◆ Input material ◆
****************************************

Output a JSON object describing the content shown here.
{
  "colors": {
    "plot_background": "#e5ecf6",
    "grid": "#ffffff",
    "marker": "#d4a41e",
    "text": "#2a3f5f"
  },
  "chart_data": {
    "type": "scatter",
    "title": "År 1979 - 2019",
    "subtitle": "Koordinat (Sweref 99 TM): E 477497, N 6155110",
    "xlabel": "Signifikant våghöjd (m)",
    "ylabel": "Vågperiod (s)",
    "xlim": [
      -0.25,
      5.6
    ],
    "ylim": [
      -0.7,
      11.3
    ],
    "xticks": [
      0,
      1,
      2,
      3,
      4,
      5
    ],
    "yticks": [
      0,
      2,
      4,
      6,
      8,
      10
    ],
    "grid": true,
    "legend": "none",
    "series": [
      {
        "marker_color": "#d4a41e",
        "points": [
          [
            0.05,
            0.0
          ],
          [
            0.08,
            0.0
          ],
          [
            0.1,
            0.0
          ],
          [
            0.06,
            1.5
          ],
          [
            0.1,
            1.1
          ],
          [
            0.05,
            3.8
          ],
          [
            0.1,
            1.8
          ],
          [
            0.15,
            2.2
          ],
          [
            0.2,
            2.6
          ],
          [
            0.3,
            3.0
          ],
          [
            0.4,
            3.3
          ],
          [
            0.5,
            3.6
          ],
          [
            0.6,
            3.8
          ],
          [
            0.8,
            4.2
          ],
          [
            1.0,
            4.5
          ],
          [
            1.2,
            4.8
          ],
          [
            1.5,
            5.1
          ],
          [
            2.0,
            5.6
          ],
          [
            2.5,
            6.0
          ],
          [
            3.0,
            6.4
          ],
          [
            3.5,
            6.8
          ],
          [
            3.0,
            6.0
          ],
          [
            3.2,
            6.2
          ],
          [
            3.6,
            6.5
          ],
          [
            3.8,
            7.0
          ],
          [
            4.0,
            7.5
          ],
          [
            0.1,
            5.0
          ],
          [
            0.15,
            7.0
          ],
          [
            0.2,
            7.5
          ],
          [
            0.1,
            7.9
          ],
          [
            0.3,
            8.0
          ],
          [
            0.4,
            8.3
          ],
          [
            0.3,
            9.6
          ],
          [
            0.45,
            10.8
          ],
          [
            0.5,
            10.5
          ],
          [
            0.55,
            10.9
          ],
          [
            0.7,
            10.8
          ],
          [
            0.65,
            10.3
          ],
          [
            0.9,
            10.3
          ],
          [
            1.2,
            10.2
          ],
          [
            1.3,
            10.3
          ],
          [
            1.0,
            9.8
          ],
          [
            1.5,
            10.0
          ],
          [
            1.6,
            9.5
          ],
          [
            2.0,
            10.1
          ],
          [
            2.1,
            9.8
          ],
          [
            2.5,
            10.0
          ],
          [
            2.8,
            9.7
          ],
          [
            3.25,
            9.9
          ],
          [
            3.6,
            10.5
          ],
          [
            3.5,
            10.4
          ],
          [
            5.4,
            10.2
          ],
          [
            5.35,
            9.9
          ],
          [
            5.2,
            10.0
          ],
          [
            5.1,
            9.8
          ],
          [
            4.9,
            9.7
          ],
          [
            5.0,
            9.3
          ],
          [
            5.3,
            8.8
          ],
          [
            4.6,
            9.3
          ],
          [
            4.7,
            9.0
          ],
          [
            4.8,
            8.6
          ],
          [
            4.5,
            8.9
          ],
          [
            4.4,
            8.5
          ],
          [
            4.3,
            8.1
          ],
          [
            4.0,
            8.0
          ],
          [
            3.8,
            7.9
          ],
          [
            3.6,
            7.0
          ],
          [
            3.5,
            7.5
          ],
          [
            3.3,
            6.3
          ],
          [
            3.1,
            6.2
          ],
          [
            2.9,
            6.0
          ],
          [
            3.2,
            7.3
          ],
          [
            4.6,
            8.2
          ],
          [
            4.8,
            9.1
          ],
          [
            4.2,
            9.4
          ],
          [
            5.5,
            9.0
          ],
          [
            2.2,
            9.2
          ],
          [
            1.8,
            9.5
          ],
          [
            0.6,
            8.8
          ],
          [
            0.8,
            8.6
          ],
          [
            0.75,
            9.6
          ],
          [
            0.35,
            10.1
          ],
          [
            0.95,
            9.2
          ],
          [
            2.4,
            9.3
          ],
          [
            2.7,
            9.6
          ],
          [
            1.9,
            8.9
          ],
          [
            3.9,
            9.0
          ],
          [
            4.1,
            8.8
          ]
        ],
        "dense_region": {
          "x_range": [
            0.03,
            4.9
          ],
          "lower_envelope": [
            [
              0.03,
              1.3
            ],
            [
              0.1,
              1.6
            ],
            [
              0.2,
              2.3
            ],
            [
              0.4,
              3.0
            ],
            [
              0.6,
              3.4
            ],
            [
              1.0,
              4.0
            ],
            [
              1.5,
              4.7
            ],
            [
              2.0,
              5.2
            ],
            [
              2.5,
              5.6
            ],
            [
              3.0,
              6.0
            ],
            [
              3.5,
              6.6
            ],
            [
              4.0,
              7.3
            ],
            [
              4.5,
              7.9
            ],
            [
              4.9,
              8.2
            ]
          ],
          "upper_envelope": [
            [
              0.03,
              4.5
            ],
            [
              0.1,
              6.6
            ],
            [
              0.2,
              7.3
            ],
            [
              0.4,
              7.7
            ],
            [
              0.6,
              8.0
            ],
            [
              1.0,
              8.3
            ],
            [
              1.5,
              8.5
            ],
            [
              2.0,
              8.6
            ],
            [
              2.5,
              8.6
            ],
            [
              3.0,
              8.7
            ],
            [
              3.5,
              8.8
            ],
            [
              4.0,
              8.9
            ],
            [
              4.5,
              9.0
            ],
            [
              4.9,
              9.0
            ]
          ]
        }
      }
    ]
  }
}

****************************************

Set down all of the entries exactly, please.

Output a JSON object describing the content shown here.
{
  "colors": {
    "plot_background": "#e5ecf6",
    "grid": "#ffffff",
    "marker": "#d4a41e",
    "text": "#2a3f5f"
  },
  "chart_data": {
    "type": "scatter",
    "title": "År 1979 - 2019",
    "subtitle": "Koordinat (Sweref 99 TM): E 477497, N 6155110",
    "xlabel": "Signifikant våghöjd (m)",
    "ylabel": "Vågperiod (s)",
    "xlim": [
      -0.25,
      5.6
    ],
    "ylim": [
      -0.7,
      11.3
    ],
    "xticks": [
      0,
      1,
      2,
      3,
      4,
      5
    ],
    "yticks": [
      0,
      2,
      4,
      6,
      8,
      10
    ],
    "grid": true,
    "legend": "none",
    "series": [
      {
        "marker_color": "#d4a41e",
        "points": [
          [
            0.05,
            0.0
          ],
          [
            0.08,
            0.0
          ],
          [
            0.1,
            0.0
          ],
          [
            0.06,
            1.5
          ],
          [
            0.1,
            1.1
          ],
          [
            0.05,
            3.8
          ],
          [
            0.1,
            1.8
          ],
          [
            0.15,
            2.2
          ],
          [
            0.2,
            2.6
          ],
          [
            0.3,
            3.0
          ],
          [
            0.4,
            3.3
          ],
          [
            0.5,
            3.6
          ],
          [
            0.6,
            3.8
          ],
          [
            0.8,
            4.2
          ],
          [
            1.0,
            4.5
          ],
          [
            1.2,
            4.8
          ],
          [
            1.5,
            5.1
          ],
          [
            2.0,
            5.6
          ],
          [
            2.5,
            6.0
          ],
          [
            3.0,
            6.4
          ],
          [
            3.5,
            6.8
          ],
          [
            3.0,
            6.0
          ],
          [
            3.2,
            6.2
          ],
          [
            3.6,
            6.5
          ],
          [
            3.8,
            7.0
          ],
          [
            4.0,
            7.5
          ],
          [
            0.1,
            5.0
          ],
          [
            0.15,
            7.0
          ],
          [
            0.2,
            7.5
          ],
          [
            0.1,
            7.9
          ],
          [
            0.3,
            8.0
          ],
          [
            0.4,
            8.3
          ],
          [
            0.3,
            9.6
          ],
          [
            0.45,
            10.8
          ],
          [
            0.5,
            10.5
          ],
          [
            0.55,
            10.9
          ],
          [
            0.7,
            10.8
          ],
          [
            0.65,
            10.3
          ],
          [
            0.9,
            10.3
          ],
          [
            1.2,
            10.2
          ],
          [
            1.3,
            10.3
          ],
          [
            1.0,
            9.8
          ],
          [
            1.5,
            10.0
          ],
          [
            1.6,
            9.5
          ],
          [
            2.0,
            10.1
          ],
          [
            2.1,
            9.8
          ],
          [
            2.5,
            10.0
          ],
          [
            2.8,
            9.7
          ],
          [
            3.25,
            9.9
          ],
          [
            3.6,
            10.5
          ],
          [
            3.5,
            10.4
          ],
          [
            5.4,
            10.2
          ],
          [
            5.35,
            9.9
          ],
          [
            5.2,
            10.0
          ],
          [
            5.1,
            9.8
          ],
          [
            4.9,
            9.7
          ],
          [
            5.0,
            9.3
          ],
          [
            5.3,
            8.8
          ],
          [
            4.6,
            9.3
          ],
          [
            4.7,
            9.0
          ],
          [
            4.8,
            8.6
          ],
          [
            4.5,
            8.9
          ],
          [
            4.4,
            8.5
          ],
          [
            4.3,
            8.1
          ],
          [
            4.0,
            8.0
          ],
          [
            3.8,
            7.9
          ],
          [
            3.6,
            7.0
          ],
          [
            3.5,
            7.5
          ],
          [
            3.3,
            6.3
          ],
          [
            3.1,
            6.2
          ],
          [
            2.9,
            6.0
          ],
          [
            3.2,
            7.3
          ],
          [
            4.6,
            8.2
          ],
          [
            4.8,
            9.1
          ],
          [
            4.2,
            9.4
          ],
          [
            5.5,
            9.0
          ],
          [
            2.2,
            9.2
          ],
          [
            1.8,
            9.5
          ],
          [
            0.6,
            8.8
          ],
          [
            0.8,
            8.6
          ],
          [
            0.75,
            9.6
          ],
          [
            0.35,
            10.1
          ],
          [
            0.95,
            9.2
          ],
          [
            2.4,
            9.3
          ],
          [
            2.7,
            9.6
          ],
          [
            1.9,
            8.9
          ],
          [
            3.9,
            9.0
          ],
          [
            4.1,
            8.8
          ]
        ],
        "dense_region": {
          "x_range": [
            0.03,
            4.9
          ],
          "lower_envelope": [
            [
              0.03,
              1.3
            ],
            [
              0.1,
              1.6
            ],
            [
              0.2,
              2.3
            ],
            [
              0.4,
              3.0
            ],
            [
              0.6,
              3.4
            ],
            [
              1.0,
              4.0
            ],
            [
              1.5,
              4.7
            ],
            [
              2.0,
              5.2
            ],
            [
              2.5,
              5.6
            ],
            [
              3.0,
              6.0
            ],
            [
              3.5,
              6.6
            ],
            [
              4.0,
              7.3
            ],
            [
              4.5,
              7.9
            ],
            [
              4.9,
              8.2
            ]
          ],
          "upper_envelope": [
            [
              0.03,
              4.5
            ],
            [
              0.1,
              6.6
            ],
            [
              0.2,
              7.3
            ],
            [
              0.4,
              7.7
            ],
            [
              0.6,
              8.0
            ],
            [
              1.0,
              8.3
            ],
            [
              1.5,
              8.5
            ],
            [
              2.0,
              8.6
            ],
            [
              2.5,
              8.6
            ],
            [
              3.0,
              8.7
            ],
            [
              3.5,
              8.8
            ],
            [
              4.0,
              8.9
            ],
            [
              4.5,
              9.0
            ],
            [
              4.9,
              9.0
            ]
          ]
        }
      }
    ]
  }
}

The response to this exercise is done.